-------- Task data

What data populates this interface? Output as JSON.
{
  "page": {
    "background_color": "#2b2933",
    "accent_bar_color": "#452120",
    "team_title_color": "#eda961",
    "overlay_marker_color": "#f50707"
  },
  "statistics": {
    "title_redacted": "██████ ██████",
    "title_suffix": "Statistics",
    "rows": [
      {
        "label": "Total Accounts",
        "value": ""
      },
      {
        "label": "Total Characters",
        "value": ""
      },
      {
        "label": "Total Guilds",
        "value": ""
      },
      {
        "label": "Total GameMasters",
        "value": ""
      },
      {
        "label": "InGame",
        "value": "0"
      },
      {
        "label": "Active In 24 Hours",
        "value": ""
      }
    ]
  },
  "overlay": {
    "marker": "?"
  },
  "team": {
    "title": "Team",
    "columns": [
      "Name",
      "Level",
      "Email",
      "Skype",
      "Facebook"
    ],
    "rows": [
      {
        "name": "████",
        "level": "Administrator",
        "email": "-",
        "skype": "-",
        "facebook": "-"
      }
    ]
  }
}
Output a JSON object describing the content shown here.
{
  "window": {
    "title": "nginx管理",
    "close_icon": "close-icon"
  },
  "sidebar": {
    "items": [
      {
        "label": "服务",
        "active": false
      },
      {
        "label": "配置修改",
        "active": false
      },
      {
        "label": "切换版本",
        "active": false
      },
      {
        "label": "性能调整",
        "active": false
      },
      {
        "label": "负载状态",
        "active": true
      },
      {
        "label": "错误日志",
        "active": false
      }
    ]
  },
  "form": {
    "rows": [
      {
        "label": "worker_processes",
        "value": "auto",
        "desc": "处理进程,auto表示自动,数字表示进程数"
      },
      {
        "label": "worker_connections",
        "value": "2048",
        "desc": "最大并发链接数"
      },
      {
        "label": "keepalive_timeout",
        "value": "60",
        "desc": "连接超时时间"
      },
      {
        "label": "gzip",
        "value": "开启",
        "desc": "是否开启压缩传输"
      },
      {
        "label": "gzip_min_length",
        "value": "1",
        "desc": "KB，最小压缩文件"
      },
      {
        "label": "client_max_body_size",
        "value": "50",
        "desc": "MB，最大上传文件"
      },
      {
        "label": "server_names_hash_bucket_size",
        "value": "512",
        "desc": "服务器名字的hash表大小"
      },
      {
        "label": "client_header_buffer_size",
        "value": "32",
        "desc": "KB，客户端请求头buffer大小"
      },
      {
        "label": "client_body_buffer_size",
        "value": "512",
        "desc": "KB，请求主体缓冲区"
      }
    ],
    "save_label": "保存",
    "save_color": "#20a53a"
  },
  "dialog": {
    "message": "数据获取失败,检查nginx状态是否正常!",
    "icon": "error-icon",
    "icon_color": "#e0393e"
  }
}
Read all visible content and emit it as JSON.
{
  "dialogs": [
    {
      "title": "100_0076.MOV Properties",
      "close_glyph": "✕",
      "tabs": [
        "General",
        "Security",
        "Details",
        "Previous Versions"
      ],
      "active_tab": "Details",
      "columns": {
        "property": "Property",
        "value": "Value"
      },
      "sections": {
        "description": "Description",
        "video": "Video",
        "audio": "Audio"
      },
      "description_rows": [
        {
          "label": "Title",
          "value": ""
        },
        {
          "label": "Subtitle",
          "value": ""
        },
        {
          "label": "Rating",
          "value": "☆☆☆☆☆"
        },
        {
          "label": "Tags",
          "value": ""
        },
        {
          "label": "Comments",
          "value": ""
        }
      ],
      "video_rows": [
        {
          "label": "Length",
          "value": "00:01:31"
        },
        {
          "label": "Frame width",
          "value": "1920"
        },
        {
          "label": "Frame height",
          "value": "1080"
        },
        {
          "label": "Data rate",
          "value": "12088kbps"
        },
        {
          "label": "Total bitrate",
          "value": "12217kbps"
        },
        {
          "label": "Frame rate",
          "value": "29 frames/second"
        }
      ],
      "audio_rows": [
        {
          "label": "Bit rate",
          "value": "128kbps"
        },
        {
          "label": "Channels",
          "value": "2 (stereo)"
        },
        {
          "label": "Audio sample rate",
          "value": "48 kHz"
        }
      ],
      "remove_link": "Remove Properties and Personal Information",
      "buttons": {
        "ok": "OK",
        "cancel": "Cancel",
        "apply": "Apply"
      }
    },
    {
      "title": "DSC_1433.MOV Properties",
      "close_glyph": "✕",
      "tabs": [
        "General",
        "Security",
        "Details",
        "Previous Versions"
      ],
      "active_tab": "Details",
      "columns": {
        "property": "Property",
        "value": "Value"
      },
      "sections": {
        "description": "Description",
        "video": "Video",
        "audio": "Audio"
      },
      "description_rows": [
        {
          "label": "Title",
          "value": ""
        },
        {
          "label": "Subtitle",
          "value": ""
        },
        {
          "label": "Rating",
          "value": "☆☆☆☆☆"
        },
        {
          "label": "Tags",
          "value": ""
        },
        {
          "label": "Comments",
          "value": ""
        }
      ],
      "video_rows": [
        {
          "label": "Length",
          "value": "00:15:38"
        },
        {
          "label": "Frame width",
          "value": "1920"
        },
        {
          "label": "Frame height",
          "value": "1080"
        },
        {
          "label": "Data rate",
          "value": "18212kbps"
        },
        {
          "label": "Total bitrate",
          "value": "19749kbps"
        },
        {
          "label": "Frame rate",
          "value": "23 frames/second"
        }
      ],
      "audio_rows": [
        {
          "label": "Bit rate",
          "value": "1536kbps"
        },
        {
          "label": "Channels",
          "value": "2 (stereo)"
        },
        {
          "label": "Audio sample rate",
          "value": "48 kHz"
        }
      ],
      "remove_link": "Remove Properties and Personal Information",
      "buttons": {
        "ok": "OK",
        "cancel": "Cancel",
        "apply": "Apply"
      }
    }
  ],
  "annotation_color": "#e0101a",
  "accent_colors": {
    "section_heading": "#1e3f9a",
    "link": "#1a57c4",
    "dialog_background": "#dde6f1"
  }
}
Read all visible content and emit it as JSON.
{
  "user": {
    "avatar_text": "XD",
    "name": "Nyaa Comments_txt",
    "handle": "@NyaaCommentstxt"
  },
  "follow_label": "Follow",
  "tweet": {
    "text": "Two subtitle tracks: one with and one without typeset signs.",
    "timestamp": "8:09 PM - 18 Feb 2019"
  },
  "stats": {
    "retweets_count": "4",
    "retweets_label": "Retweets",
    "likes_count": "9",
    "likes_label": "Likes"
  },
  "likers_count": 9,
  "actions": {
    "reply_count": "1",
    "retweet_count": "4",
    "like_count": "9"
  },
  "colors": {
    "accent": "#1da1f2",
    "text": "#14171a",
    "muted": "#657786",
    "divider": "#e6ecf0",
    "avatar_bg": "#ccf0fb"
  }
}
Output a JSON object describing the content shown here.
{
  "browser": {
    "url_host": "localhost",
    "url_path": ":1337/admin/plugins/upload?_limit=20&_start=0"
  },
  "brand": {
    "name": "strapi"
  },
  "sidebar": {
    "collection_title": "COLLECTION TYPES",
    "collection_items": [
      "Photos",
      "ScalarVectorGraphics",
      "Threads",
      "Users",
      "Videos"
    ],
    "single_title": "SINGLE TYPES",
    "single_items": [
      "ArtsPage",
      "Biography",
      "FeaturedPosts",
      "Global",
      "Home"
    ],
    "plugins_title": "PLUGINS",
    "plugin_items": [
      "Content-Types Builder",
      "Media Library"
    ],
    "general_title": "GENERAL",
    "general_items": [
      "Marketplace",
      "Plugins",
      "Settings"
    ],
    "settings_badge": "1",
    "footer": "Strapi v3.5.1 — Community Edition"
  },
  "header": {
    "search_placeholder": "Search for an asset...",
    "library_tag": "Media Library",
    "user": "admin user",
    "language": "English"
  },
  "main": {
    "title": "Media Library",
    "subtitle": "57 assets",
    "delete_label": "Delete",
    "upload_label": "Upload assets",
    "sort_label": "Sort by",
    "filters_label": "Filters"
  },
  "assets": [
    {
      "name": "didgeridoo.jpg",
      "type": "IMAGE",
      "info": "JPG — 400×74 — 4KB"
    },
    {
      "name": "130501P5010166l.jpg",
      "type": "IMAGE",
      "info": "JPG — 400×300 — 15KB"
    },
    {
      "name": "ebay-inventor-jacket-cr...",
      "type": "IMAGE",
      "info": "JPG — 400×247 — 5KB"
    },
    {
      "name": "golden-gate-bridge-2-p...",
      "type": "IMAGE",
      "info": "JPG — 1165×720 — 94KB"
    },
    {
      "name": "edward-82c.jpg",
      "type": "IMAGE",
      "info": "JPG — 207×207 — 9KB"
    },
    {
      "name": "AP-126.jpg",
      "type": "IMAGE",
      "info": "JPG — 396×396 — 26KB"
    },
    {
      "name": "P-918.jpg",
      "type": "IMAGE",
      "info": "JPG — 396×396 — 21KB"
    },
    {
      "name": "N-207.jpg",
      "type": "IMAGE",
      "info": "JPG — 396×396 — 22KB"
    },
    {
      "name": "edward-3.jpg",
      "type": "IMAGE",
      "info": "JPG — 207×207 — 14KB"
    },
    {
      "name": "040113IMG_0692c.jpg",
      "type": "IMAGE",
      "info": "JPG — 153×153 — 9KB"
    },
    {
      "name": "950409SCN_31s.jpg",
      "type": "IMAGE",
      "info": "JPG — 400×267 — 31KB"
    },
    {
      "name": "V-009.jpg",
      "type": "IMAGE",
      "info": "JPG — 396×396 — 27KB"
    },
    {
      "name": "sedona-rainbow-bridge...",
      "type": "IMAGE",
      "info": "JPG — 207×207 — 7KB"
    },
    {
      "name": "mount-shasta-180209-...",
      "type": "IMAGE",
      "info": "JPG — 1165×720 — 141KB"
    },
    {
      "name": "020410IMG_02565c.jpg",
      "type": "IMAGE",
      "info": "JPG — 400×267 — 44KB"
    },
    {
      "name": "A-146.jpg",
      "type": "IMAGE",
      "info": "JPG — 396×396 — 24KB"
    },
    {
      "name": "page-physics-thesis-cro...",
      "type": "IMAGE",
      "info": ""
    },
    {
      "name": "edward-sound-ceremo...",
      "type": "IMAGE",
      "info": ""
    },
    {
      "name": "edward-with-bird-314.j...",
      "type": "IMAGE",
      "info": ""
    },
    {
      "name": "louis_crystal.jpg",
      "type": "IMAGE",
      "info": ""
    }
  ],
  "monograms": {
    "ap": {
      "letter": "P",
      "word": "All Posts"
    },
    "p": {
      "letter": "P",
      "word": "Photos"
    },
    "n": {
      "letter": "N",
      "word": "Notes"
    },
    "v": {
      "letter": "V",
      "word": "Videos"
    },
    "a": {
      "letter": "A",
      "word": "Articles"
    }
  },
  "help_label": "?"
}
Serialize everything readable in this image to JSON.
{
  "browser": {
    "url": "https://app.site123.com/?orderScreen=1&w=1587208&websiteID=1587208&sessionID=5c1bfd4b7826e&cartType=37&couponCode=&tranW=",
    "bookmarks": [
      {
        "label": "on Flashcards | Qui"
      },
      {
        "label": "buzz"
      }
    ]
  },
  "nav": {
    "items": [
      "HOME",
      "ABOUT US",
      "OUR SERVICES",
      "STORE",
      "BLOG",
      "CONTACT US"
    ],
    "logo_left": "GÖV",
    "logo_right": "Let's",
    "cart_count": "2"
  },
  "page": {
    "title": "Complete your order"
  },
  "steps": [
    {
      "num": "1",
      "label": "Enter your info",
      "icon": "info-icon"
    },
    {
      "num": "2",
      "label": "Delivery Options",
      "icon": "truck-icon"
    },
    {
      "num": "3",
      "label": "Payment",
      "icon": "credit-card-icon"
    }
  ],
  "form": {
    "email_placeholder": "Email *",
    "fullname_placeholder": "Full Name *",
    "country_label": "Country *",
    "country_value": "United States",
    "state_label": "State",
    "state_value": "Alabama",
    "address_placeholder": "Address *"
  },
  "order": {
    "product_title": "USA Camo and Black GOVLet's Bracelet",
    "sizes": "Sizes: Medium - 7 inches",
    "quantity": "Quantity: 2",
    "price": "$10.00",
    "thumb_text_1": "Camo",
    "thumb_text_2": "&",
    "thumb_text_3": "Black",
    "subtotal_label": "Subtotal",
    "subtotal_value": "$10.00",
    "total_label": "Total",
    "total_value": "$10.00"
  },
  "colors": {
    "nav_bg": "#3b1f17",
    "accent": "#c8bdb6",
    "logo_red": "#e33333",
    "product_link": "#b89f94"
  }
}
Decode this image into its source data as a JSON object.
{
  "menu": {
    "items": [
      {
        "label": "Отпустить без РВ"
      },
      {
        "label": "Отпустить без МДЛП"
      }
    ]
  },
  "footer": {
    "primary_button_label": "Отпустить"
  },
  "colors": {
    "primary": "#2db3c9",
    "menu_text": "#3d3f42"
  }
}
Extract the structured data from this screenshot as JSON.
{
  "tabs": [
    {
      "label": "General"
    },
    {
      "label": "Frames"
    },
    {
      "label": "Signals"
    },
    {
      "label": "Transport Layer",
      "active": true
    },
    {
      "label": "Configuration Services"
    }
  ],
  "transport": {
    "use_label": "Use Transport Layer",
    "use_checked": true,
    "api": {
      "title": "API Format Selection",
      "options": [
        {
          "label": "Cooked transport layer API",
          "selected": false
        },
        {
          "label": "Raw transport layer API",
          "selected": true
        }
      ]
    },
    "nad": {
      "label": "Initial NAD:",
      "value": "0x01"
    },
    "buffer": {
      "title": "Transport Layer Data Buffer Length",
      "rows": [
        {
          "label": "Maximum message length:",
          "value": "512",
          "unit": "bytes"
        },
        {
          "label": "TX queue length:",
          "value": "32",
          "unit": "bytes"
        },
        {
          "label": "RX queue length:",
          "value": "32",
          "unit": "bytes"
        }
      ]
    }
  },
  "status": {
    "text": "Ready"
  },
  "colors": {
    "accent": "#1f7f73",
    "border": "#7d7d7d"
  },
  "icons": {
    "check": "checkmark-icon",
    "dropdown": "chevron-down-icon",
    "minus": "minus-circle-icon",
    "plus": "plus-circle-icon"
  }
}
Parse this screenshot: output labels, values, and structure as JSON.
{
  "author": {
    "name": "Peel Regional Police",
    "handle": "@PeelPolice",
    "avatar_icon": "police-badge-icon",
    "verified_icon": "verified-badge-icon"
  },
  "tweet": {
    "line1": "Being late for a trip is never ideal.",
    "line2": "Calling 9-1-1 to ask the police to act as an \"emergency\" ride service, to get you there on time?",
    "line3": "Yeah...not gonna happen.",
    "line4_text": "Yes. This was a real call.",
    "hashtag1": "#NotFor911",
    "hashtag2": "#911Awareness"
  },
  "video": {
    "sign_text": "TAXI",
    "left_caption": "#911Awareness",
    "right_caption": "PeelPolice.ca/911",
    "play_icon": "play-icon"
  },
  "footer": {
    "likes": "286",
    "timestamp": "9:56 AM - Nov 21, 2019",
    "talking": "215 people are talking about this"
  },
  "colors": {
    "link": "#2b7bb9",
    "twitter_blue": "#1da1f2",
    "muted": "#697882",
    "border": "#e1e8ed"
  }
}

----------------

▶ **What the task asks**
Check each line of the records for the word "message", and show the lines that contain it.

▶ **Exercise output**
    "message": "数据获取失败,检查nginx状态是否正常!",
          "label": "Maximum message length:",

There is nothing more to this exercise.